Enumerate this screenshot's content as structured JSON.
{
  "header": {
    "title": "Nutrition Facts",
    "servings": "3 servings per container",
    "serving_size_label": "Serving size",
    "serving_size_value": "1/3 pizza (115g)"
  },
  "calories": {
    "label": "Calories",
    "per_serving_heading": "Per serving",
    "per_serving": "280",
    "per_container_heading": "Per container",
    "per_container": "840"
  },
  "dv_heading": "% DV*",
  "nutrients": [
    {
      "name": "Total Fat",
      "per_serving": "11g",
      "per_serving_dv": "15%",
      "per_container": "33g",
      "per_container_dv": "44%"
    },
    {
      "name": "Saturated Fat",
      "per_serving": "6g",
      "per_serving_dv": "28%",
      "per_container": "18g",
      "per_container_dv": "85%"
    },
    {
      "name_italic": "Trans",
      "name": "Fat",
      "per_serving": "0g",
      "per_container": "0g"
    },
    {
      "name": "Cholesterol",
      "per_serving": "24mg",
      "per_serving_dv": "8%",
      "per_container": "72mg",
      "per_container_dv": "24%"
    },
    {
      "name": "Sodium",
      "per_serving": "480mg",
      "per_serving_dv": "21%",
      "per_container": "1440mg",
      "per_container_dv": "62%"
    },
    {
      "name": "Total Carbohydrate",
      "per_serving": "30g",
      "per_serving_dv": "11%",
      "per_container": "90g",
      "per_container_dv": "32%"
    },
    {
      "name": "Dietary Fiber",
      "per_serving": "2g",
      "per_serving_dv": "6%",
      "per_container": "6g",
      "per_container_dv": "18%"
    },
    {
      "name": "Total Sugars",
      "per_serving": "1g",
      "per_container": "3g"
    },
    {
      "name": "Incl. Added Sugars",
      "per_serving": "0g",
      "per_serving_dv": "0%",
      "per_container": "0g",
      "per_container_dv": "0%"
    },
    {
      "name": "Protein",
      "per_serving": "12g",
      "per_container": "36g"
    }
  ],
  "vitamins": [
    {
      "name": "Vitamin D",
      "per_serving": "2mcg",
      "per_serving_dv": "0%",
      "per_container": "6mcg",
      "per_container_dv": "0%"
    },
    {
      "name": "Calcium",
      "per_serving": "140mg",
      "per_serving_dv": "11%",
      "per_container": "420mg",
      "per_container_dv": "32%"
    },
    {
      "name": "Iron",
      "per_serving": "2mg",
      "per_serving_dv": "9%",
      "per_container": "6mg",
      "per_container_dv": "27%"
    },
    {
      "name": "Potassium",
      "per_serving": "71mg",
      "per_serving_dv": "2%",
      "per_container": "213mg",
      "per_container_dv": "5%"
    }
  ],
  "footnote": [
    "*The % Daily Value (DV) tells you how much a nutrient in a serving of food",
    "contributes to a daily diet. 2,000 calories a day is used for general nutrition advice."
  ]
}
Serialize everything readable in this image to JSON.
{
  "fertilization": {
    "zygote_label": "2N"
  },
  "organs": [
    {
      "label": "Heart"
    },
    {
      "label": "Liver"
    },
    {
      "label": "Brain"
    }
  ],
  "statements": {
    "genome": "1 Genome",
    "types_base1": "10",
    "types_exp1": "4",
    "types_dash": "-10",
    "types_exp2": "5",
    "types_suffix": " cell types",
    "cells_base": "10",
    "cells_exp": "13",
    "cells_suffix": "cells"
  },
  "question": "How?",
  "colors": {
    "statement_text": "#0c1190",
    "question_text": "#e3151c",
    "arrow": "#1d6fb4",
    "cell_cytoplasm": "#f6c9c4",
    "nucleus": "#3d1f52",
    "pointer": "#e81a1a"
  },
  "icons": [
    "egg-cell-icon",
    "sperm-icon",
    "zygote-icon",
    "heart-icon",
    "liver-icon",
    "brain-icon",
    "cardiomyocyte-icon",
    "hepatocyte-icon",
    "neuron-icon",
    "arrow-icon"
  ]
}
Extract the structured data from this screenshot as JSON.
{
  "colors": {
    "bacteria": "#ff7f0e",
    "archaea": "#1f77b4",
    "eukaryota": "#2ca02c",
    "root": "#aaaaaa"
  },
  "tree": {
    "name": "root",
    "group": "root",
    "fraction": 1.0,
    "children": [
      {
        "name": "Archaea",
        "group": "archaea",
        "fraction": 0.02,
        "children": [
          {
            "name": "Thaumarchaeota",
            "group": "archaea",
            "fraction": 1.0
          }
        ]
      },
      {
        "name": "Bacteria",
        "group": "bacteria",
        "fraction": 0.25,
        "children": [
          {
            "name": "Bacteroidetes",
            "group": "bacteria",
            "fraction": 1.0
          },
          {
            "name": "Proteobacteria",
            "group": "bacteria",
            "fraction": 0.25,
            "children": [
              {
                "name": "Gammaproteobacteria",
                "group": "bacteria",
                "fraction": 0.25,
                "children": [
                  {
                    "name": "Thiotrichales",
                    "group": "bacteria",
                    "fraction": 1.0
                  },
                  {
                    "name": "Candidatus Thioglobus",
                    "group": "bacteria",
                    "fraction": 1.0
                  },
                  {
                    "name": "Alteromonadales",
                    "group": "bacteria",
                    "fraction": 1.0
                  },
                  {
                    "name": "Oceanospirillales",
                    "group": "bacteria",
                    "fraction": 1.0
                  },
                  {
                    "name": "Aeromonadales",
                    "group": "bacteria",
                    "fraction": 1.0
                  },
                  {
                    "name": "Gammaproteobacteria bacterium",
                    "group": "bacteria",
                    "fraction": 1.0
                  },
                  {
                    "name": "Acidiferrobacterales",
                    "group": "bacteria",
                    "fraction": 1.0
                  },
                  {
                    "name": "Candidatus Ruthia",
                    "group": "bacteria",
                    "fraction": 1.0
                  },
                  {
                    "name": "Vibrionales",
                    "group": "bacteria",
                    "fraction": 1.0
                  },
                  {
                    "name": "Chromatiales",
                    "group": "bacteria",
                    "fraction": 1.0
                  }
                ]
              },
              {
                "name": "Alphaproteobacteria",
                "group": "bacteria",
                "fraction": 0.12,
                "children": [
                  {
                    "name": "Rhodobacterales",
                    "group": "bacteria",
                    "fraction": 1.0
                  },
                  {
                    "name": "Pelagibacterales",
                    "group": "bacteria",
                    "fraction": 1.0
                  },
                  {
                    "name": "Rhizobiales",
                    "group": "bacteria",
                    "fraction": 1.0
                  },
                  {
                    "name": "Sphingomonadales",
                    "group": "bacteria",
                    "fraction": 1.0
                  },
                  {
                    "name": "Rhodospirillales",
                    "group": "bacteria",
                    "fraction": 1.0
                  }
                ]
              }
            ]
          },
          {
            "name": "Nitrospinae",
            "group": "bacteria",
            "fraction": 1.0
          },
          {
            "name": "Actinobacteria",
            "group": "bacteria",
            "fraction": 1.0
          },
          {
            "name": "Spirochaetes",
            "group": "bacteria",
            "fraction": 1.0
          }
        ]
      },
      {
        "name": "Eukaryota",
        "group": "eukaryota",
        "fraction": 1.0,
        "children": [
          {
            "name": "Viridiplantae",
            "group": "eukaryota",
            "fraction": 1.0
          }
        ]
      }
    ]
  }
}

# Exercise
Restate the material above word for word, leaving nothing out.

# Solution to the problem
Enumerate this screenshot's content as structured JSON.
{
  "header": {
    "title": "Nutrition Facts",
    "servings": "3 servings per container",
    "serving_size_label": "Serving size",
    "serving_size_value": "1/3 pizza (115g)"
  },
  "calories": {
    "label": "Calories",
    "per_serving_heading": "Per serving",
    "per_serving": "280",
    "per_container_heading": "Per container",
    "per_container": "840"
  },
  "dv_heading": "% DV*",
  "nutrients": [
    {
      "name": "Total Fat",
      "per_serving": "11g",
      "per_serving_dv": "15%",
      "per_container": "33g",
      "per_container_dv": "44%"
    },
    {
      "name": "Saturated Fat",
      "per_serving": "6g",
      "per_serving_dv": "28%",
      "per_container": "18g",
      "per_container_dv": "85%"
    },
    {
      "name_italic": "Trans",
      "name": "Fat",
      "per_serving": "0g",
      "per_container": "0g"
    },
    {
      "name": "Cholesterol",
      "per_serving": "24mg",
      "per_serving_dv": "8%",
      "per_container": "72mg",
      "per_container_dv": "24%"
    },
    {
      "name": "Sodium",
      "per_serving": "480mg",
      "per_serving_dv": "21%",
      "per_container": "1440mg",
      "per_container_dv": "62%"
    },
    {
      "name": "Total Carbohydrate",
      "per_serving": "30g",
      "per_serving_dv": "11%",
      "per_container": "90g",
      "per_container_dv": "32%"
    },
    {
      "name": "Dietary Fiber",
      "per_serving": "2g",
      "per_serving_dv": "6%",
      "per_container": "6g",
      "per_container_dv": "18%"
    },
    {
      "name": "Total Sugars",
      "per_serving": "1g",
      "per_container": "3g"
    },
    {
      "name": "Incl. Added Sugars",
      "per_serving": "0g",
      "per_serving_dv": "0%",
      "per_container": "0g",
      "per_container_dv": "0%"
    },
    {
      "name": "Protein",
      "per_serving": "12g",
      "per_container": "36g"
    }
  ],
  "vitamins": [
    {
      "name": "Vitamin D",
      "per_serving": "2mcg",
      "per_serving_dv": "0%",
      "per_container": "6mcg",
      "per_container_dv": "0%"
    },
    {
      "name": "Calcium",
      "per_serving": "140mg",
      "per_serving_dv": "11%",
      "per_container": "420mg",
      "per_container_dv": "32%"
    },
    {
      "name": "Iron",
      "per_serving": "2mg",
      "per_serving_dv": "9%",
      "per_container": "6mg",
      "per_container_dv": "27%"
    },
    {
      "name": "Potassium",
      "per_serving": "71mg",
      "per_serving_dv": "2%",
      "per_container": "213mg",
      "per_container_dv": "5%"
    }
  ],
  "footnote": [
    "*The % Daily Value (DV) tells you how much a nutrient in a serving of food",
    "contributes to a daily diet. 2,000 calories a day is used for general nutrition advice."
  ]
}
Serialize everything readable in this image to JSON.
{
  "fertilization": {
    "zygote_label": "2N"
  },
  "organs": [
    {
      "label": "Heart"
    },
    {
      "label": "Liver"
    },
    {
      "label": "Brain"
    }
  ],
  "statements": {
    "genome": "1 Genome",
    "types_base1": "10",
    "types_exp1": "4",
    "types_dash": "-10",
    "types_exp2": "5",
    "types_suffix": " cell types",
    "cells_base": "10",
    "cells_exp": "13",
    "cells_suffix": "cells"
  },
  "question": "How?",
  "colors": {
    "statement_text": "#0c1190",
    "question_text": "#e3151c",
    "arrow": "#1d6fb4",
    "cell_cytoplasm": "#f6c9c4",
    "nucleus": "#3d1f52",
    "pointer": "#e81a1a"
  },
  "icons": [
    "egg-cell-icon",
    "sperm-icon",
    "zygote-icon",
    "heart-icon",
    "liver-icon",
    "brain-icon",
    "cardiomyocyte-icon",
    "hepatocyte-icon",
    "neuron-icon",
    "arrow-icon"
  ]
}
Extract the structured data from this screenshot as JSON.
{
  "colors": {
    "bacteria": "#ff7f0e",
    "archaea": "#1f77b4",
    "eukaryota": "#2ca02c",
    "root": "#aaaaaa"
  },
  "tree": {
    "name": "root",
    "group": "root",
    "fraction": 1.0,
    "children": [
      {
        "name": "Archaea",
        "group": "archaea",
        "fraction": 0.02,
        "children": [
          {
            "name": "Thaumarchaeota",
            "group": "archaea",
            "fraction": 1.0
          }
        ]
      },
      {
        "name": "Bacteria",
        "group": "bacteria",
        "fraction": 0.25,
        "children": [
          {
            "name": "Bacteroidetes",
            "group": "bacteria",
            "fraction": 1.0
          },
          {
            "name": "Proteobacteria",
            "group": "bacteria",
            "fraction": 0.25,
            "children": [
              {
                "name": "Gammaproteobacteria",
                "group": "bacteria",
                "fraction": 0.25,
                "children": [
                  {
                    "name": "Thiotrichales",
                    "group": "bacteria",
                    "fraction": 1.0
                  },
                  {
                    "name": "Candidatus Thioglobus",
                    "group": "bacteria",
                    "fraction": 1.0
                  },
                  {
                    "name": "Alteromonadales",
                    "group": "bacteria",
                    "fraction": 1.0
                  },
                  {
                    "name": "Oceanospirillales",
                    "group": "bacteria",
                    "fraction": 1.0
                  },
                  {
                    "name": "Aeromonadales",
                    "group": "bacteria",
                    "fraction": 1.0
                  },
                  {
                    "name": "Gammaproteobacteria bacterium",
                    "group": "bacteria",
                    "fraction": 1.0
                  },
                  {
                    "name": "Acidiferrobacterales",
                    "group": "bacteria",
                    "fraction": 1.0
                  },
                  {
                    "name": "Candidatus Ruthia",
                    "group": "bacteria",
                    "fraction": 1.0
                  },
                  {
                    "name": "Vibrionales",
                    "group": "bacteria",
                    "fraction": 1.0
                  },
                  {
                    "name": "Chromatiales",
                    "group": "bacteria",
                    "fraction": 1.0
                  }
                ]
              },
              {
                "name": "Alphaproteobacteria",
                "group": "bacteria",
                "fraction": 0.12,
                "children": [
                  {
                    "name": "Rhodobacterales",
                    "group": "bacteria",
                    "fraction": 1.0
                  },
                  {
                    "name": "Pelagibacterales",
                    "group": "bacteria",
                    "fraction": 1.0
                  },
                  {
                    "name": "Rhizobiales",
                    "group": "bacteria",
                    "fraction": 1.0
                  },
                  {
                    "name": "Sphingomonadales",
                    "group": "bacteria",
                    "fraction": 1.0
                  },
                  {
                    "name": "Rhodospirillales",
                    "group": "bacteria",
                    "fraction": 1.0
                  }
                ]
              }
            ]
          },
          {
            "name": "Nitrospinae",
            "group": "bacteria",
            "fraction": 1.0
          },
          {
            "name": "Actinobacteria",
            "group": "bacteria",
            "fraction": 1.0
          },
          {
            "name": "Spirochaetes",
            "group": "bacteria",
            "fraction": 1.0
          }
        ]
      },
      {
        "name": "Eukaryota",
        "group": "eukaryota",
        "fraction": 1.0,
        "children": [
          {
            "name": "Viridiplantae",
            "group": "eukaryota",
            "fraction": 1.0
          }
        ]
      }
    ]
  }
}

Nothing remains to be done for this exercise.